[Dataset rows about figures]
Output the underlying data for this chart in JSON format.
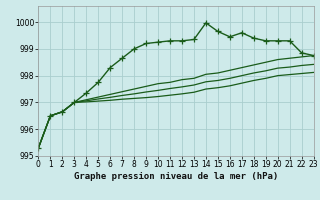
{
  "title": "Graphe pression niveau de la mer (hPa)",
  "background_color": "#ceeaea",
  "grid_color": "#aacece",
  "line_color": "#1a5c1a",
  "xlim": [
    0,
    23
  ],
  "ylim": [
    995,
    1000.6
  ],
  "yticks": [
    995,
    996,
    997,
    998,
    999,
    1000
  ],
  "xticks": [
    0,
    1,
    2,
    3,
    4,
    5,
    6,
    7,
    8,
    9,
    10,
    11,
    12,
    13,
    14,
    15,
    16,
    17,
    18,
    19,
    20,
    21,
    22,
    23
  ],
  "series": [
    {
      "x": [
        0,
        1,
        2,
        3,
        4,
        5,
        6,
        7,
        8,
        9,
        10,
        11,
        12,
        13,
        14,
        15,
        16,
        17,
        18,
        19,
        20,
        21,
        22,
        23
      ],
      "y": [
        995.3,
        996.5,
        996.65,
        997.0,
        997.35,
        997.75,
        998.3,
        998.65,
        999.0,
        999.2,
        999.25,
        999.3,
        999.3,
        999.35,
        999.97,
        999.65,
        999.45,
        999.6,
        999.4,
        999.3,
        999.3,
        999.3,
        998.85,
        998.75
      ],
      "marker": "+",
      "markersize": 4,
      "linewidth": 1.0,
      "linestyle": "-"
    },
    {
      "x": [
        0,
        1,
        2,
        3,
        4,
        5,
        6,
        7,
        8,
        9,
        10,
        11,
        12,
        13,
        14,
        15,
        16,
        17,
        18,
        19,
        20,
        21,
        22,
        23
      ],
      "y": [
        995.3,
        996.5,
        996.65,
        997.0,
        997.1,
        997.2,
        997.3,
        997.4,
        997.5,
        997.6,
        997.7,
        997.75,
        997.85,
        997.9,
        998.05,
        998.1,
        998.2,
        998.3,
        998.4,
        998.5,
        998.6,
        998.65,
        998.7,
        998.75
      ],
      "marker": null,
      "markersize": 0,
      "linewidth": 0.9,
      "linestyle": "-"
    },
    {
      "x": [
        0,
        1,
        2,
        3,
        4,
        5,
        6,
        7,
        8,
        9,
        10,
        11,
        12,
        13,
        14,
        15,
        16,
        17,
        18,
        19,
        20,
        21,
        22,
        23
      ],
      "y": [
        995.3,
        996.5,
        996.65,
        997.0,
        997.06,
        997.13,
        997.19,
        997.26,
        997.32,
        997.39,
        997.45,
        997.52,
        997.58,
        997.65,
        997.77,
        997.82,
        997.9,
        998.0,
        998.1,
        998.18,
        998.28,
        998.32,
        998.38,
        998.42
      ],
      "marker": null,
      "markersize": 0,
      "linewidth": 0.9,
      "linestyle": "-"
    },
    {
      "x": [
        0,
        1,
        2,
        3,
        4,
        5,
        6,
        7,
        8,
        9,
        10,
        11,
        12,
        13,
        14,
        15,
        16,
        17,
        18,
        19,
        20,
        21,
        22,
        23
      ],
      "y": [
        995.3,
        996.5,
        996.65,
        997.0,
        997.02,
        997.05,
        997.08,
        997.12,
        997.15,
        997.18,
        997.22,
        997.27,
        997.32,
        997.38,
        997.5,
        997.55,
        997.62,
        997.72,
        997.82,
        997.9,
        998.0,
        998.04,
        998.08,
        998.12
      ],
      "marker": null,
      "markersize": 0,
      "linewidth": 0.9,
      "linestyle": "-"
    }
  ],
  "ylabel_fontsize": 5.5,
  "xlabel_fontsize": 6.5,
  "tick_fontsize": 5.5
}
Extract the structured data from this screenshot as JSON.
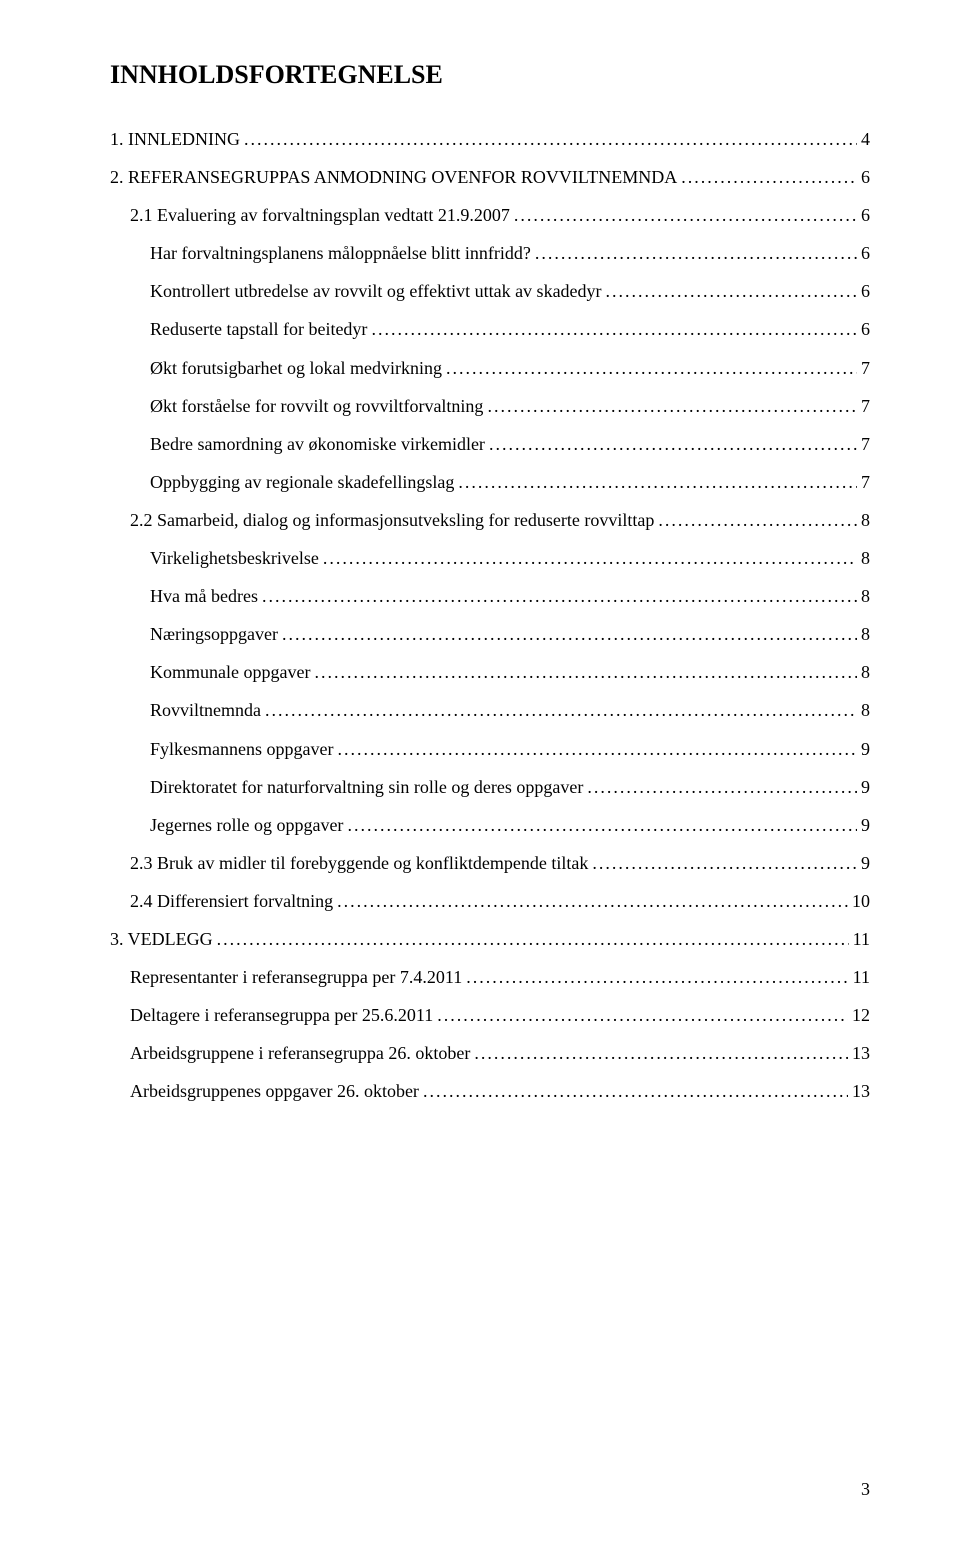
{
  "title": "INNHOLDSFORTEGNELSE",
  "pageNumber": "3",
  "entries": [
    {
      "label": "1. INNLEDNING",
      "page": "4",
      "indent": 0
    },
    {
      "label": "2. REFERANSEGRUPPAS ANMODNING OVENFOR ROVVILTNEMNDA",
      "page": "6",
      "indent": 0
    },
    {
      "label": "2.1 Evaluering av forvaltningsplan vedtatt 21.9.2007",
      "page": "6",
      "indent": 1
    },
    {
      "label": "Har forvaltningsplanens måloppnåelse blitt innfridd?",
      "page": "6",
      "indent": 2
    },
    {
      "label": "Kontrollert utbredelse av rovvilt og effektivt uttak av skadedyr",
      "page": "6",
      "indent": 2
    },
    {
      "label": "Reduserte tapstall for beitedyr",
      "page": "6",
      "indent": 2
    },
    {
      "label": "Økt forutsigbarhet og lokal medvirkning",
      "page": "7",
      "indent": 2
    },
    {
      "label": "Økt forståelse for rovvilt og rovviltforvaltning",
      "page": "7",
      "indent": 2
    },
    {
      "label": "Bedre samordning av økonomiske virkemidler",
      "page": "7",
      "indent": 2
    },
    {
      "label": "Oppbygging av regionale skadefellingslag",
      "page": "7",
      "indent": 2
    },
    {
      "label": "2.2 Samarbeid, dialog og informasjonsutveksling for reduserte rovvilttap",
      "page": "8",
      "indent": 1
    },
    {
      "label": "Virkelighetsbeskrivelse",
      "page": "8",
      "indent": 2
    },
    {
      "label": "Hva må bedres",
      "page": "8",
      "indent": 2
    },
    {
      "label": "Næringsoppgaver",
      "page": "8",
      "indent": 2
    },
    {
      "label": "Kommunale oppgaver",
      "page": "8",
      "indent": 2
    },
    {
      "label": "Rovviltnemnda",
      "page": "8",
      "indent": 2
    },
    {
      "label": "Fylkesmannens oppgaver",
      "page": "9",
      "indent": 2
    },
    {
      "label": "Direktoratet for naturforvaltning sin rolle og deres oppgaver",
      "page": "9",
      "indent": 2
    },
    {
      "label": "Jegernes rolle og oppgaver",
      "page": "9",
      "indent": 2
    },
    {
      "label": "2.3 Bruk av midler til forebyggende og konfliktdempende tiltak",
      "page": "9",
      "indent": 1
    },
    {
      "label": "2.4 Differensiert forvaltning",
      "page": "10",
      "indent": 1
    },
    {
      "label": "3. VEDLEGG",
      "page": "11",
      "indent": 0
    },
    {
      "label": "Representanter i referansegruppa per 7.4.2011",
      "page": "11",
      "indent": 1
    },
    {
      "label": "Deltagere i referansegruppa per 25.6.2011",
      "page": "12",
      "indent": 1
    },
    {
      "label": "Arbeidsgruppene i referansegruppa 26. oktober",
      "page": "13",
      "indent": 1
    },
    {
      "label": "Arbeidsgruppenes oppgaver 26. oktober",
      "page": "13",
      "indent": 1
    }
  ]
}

TASK REQUIREMENTS — Return each line of the data that contains the string "oktober".

FINAL ANSWER —
      "label": "Arbeidsgruppene i referansegruppa 26. oktober",
      "label": "Arbeidsgruppenes oppgaver 26. oktober",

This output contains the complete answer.